▶ _REQUIREMENT_:
Will you write out all the entries below exactly?

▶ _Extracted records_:

___

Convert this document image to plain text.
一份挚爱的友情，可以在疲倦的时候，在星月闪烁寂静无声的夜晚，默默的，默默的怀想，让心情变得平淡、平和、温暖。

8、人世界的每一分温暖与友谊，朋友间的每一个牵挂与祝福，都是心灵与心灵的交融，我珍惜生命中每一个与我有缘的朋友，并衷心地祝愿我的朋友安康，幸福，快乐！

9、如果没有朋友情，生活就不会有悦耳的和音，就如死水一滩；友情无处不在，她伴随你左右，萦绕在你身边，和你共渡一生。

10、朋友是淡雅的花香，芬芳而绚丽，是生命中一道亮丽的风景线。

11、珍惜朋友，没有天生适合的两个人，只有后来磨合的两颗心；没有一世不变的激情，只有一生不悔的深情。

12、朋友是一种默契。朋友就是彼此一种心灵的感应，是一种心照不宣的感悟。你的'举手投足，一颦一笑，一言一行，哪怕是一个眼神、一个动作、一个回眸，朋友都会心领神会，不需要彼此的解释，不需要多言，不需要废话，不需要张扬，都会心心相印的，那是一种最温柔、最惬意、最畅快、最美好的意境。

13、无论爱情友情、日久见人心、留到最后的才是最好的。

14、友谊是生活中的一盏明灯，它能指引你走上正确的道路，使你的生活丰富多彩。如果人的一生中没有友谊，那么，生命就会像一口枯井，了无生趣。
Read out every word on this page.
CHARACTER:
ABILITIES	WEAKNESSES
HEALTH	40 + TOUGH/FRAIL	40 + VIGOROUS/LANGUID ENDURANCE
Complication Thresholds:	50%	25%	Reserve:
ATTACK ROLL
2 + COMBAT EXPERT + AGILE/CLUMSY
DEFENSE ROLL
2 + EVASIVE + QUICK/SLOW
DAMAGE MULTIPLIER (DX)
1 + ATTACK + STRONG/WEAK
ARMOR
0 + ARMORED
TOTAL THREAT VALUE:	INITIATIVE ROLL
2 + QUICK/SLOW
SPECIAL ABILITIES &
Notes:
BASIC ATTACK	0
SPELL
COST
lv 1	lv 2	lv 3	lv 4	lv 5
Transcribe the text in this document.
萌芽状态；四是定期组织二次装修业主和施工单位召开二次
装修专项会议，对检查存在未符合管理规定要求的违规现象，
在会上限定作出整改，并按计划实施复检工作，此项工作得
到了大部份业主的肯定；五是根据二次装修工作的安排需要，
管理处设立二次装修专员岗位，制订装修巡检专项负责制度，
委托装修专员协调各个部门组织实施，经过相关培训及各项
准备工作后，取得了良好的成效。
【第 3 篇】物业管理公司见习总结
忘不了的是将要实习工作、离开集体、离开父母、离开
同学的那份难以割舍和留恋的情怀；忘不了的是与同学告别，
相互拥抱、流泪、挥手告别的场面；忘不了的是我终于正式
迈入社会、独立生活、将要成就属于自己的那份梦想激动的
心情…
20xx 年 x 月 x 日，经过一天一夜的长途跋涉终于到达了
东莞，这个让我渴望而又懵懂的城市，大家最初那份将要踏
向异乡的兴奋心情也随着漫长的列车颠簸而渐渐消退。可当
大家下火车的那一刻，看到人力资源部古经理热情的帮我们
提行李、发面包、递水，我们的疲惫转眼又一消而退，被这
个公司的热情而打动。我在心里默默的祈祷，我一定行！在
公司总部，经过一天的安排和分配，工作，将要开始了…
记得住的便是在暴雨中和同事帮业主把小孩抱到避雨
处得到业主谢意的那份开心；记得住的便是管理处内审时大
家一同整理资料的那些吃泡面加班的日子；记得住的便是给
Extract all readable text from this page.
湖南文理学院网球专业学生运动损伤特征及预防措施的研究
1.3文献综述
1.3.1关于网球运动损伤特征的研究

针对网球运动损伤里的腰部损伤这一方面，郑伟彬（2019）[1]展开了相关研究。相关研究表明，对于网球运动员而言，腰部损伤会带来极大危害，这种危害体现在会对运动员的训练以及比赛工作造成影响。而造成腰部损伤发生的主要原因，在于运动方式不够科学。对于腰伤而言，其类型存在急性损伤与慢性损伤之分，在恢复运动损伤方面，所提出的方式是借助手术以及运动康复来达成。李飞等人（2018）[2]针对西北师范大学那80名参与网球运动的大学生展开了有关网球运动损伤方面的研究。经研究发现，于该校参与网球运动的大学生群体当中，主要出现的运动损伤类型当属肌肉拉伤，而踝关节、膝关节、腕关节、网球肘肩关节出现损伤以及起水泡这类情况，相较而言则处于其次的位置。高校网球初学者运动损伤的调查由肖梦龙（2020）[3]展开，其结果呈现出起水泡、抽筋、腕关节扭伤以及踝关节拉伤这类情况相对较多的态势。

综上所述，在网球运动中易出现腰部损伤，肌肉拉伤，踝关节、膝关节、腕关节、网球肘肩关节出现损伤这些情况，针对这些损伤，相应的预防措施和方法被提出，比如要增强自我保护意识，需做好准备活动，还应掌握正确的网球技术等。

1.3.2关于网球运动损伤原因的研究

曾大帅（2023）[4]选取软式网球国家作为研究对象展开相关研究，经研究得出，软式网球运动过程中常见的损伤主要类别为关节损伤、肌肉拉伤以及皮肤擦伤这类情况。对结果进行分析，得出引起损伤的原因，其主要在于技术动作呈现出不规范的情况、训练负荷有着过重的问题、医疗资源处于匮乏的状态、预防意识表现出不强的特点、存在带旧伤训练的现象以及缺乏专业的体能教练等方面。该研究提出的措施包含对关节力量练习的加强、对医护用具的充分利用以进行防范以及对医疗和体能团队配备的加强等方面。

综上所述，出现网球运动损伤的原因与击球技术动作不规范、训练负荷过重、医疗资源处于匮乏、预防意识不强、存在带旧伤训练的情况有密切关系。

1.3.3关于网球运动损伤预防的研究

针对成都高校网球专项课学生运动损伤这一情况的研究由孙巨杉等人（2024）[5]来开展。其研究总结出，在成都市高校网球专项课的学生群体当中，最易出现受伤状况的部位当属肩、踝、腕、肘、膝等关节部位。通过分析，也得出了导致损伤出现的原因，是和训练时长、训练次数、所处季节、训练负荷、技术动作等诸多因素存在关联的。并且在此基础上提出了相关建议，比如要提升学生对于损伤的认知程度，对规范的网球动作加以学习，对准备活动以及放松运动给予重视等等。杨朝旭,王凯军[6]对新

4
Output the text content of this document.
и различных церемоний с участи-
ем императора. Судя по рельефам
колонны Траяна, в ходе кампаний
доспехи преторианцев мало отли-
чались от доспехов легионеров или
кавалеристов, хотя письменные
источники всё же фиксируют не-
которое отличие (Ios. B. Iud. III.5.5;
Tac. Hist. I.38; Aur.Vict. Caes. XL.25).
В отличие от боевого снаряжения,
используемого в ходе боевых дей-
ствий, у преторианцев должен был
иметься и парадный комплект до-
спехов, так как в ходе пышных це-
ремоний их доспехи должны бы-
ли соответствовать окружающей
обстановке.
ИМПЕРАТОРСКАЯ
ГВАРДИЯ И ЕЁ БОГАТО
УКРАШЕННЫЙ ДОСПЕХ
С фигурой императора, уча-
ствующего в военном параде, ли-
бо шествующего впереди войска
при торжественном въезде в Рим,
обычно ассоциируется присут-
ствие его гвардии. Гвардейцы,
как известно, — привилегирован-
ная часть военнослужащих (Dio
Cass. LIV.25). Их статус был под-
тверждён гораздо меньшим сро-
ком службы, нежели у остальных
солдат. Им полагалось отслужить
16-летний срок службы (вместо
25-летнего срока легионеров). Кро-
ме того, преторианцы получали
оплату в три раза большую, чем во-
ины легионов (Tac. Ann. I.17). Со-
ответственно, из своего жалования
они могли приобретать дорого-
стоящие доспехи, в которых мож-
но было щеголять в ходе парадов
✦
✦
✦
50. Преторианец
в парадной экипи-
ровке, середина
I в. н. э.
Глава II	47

___

▶ _TASK OUTPUT_:
Convert this document image to plain text.
一份挚爱的友情，可以在疲倦的时候，在星月闪烁寂静无声的夜晚，默默的，默默的怀想，让心情变得平淡、平和、温暖。

8、人世界的每一分温暖与友谊，朋友间的每一个牵挂与祝福，都是心灵与心灵的交融，我珍惜生命中每一个与我有缘的朋友，并衷心地祝愿我的朋友安康，幸福，快乐！

9、如果没有朋友情，生活就不会有悦耳的和音，就如死水一滩；友情无处不在，她伴随你左右，萦绕在你身边，和你共渡一生。

10、朋友是淡雅的花香，芬芳而绚丽，是生命中一道亮丽的风景线。

11、珍惜朋友，没有天生适合的两个人，只有后来磨合的两颗心；没有一世不变的激情，只有一生不悔的深情。

12、朋友是一种默契。朋友就是彼此一种心灵的感应，是一种心照不宣的感悟。你的'举手投足，一颦一笑，一言一行，哪怕是一个眼神、一个动作、一个回眸，朋友都会心领神会，不需要彼此的解释，不需要多言，不需要废话，不需要张扬，都会心心相印的，那是一种最温柔、最惬意、最畅快、最美好的意境。

13、无论爱情友情、日久见人心、留到最后的才是最好的。

14、友谊是生活中的一盏明灯，它能指引你走上正确的道路，使你的生活丰富多彩。如果人的一生中没有友谊，那么，生命就会像一口枯井，了无生趣。
Read out every word on this page.
CHARACTER:
ABILITIES	WEAKNESSES
HEALTH	40 + TOUGH/FRAIL	40 + VIGOROUS/LANGUID ENDURANCE
Complication Thresholds:	50%	25%	Reserve:
ATTACK ROLL
2 + COMBAT EXPERT + AGILE/CLUMSY
DEFENSE ROLL
2 + EVASIVE + QUICK/SLOW
DAMAGE MULTIPLIER (DX)
1 + ATTACK + STRONG/WEAK
ARMOR
0 + ARMORED
TOTAL THREAT VALUE:	INITIATIVE ROLL
2 + QUICK/SLOW
SPECIAL ABILITIES &
Notes:
BASIC ATTACK	0
SPELL
COST
lv 1	lv 2	lv 3	lv 4	lv 5
Transcribe the text in this document.
萌芽状态；四是定期组织二次装修业主和施工单位召开二次
装修专项会议，对检查存在未符合管理规定要求的违规现象，
在会上限定作出整改，并按计划实施复检工作，此项工作得
到了大部份业主的肯定；五是根据二次装修工作的安排需要，
管理处设立二次装修专员岗位，制订装修巡检专项负责制度，
委托装修专员协调各个部门组织实施，经过相关培训及各项
准备工作后，取得了良好的成效。
【第 3 篇】物业管理公司见习总结
忘不了的是将要实习工作、离开集体、离开父母、离开
同学的那份难以割舍和留恋的情怀；忘不了的是与同学告别，
相互拥抱、流泪、挥手告别的场面；忘不了的是我终于正式
迈入社会、独立生活、将要成就属于自己的那份梦想激动的
心情…
20xx 年 x 月 x 日，经过一天一夜的长途跋涉终于到达了
东莞，这个让我渴望而又懵懂的城市，大家最初那份将要踏
向异乡的兴奋心情也随着漫长的列车颠簸而渐渐消退。可当
大家下火车的那一刻，看到人力资源部古经理热情的帮我们
提行李、发面包、递水，我们的疲惫转眼又一消而退，被这
个公司的热情而打动。我在心里默默的祈祷，我一定行！在
公司总部，经过一天的安排和分配，工作，将要开始了…
记得住的便是在暴雨中和同事帮业主把小孩抱到避雨
处得到业主谢意的那份开心；记得住的便是管理处内审时大
家一同整理资料的那些吃泡面加班的日子；记得住的便是给
Extract all readable text from this page.
湖南文理学院网球专业学生运动损伤特征及预防措施的研究
1.3文献综述
1.3.1关于网球运动损伤特征的研究

针对网球运动损伤里的腰部损伤这一方面，郑伟彬（2019）[1]展开了相关研究。相关研究表明，对于网球运动员而言，腰部损伤会带来极大危害，这种危害体现在会对运动员的训练以及比赛工作造成影响。而造成腰部损伤发生的主要原因，在于运动方式不够科学。对于腰伤而言，其类型存在急性损伤与慢性损伤之分，在恢复运动损伤方面，所提出的方式是借助手术以及运动康复来达成。李飞等人（2018）[2]针对西北师范大学那80名参与网球运动的大学生展开了有关网球运动损伤方面的研究。经研究发现，于该校参与网球运动的大学生群体当中，主要出现的运动损伤类型当属肌肉拉伤，而踝关节、膝关节、腕关节、网球肘肩关节出现损伤以及起水泡这类情况，相较而言则处于其次的位置。高校网球初学者运动损伤的调查由肖梦龙（2020）[3]展开，其结果呈现出起水泡、抽筋、腕关节扭伤以及踝关节拉伤这类情况相对较多的态势。

综上所述，在网球运动中易出现腰部损伤，肌肉拉伤，踝关节、膝关节、腕关节、网球肘肩关节出现损伤这些情况，针对这些损伤，相应的预防措施和方法被提出，比如要增强自我保护意识，需做好准备活动，还应掌握正确的网球技术等。

1.3.2关于网球运动损伤原因的研究

曾大帅（2023）[4]选取软式网球国家作为研究对象展开相关研究，经研究得出，软式网球运动过程中常见的损伤主要类别为关节损伤、肌肉拉伤以及皮肤擦伤这类情况。对结果进行分析，得出引起损伤的原因，其主要在于技术动作呈现出不规范的情况、训练负荷有着过重的问题、医疗资源处于匮乏的状态、预防意识表现出不强的特点、存在带旧伤训练的现象以及缺乏专业的体能教练等方面。该研究提出的措施包含对关节力量练习的加强、对医护用具的充分利用以进行防范以及对医疗和体能团队配备的加强等方面。

综上所述，出现网球运动损伤的原因与击球技术动作不规范、训练负荷过重、医疗资源处于匮乏、预防意识不强、存在带旧伤训练的情况有密切关系。

1.3.3关于网球运动损伤预防的研究

针对成都高校网球专项课学生运动损伤这一情况的研究由孙巨杉等人（2024）[5]来开展。其研究总结出，在成都市高校网球专项课的学生群体当中，最易出现受伤状况的部位当属肩、踝、腕、肘、膝等关节部位。通过分析，也得出了导致损伤出现的原因，是和训练时长、训练次数、所处季节、训练负荷、技术动作等诸多因素存在关联的。并且在此基础上提出了相关建议，比如要提升学生对于损伤的认知程度，对规范的网球动作加以学习，对准备活动以及放松运动给予重视等等。杨朝旭,王凯军[6]对新

4
Output the text content of this document.
и различных церемоний с участи-
ем императора. Судя по рельефам
колонны Траяна, в ходе кампаний
доспехи преторианцев мало отли-
чались от доспехов легионеров или
кавалеристов, хотя письменные
источники всё же фиксируют не-
которое отличие (Ios. B. Iud. III.5.5;
Tac. Hist. I.38; Aur.Vict. Caes. XL.25).
В отличие от боевого снаряжения,
используемого в ходе боевых дей-
ствий, у преторианцев должен был
иметься и парадный комплект до-
спехов, так как в ходе пышных це-
ремоний их доспехи должны бы-
ли соответствовать окружающей
обстановке.
ИМПЕРАТОРСКАЯ
ГВАРДИЯ И ЕЁ БОГАТО
УКРАШЕННЫЙ ДОСПЕХ
С фигурой императора, уча-
ствующего в военном параде, ли-
бо шествующего впереди войска
при торжественном въезде в Рим,
обычно ассоциируется присут-
ствие его гвардии. Гвардейцы,
как известно, — привилегирован-
ная часть военнослужащих (Dio
Cass. LIV.25). Их статус был под-
тверждён гораздо меньшим сро-
ком службы, нежели у остальных
солдат. Им полагалось отслужить
16-летний срок службы (вместо
25-летнего срока легионеров). Кро-
ме того, преторианцы получали
оплату в три раза большую, чем во-
ины легионов (Tac. Ann. I.17). Со-
ответственно, из своего жалования
они могли приобретать дорого-
стоящие доспехи, в которых мож-
но было щеголять в ходе парадов
✦
✦
✦
50. Преторианец
в парадной экипи-
ровке, середина
I в. н. э.
Глава II	47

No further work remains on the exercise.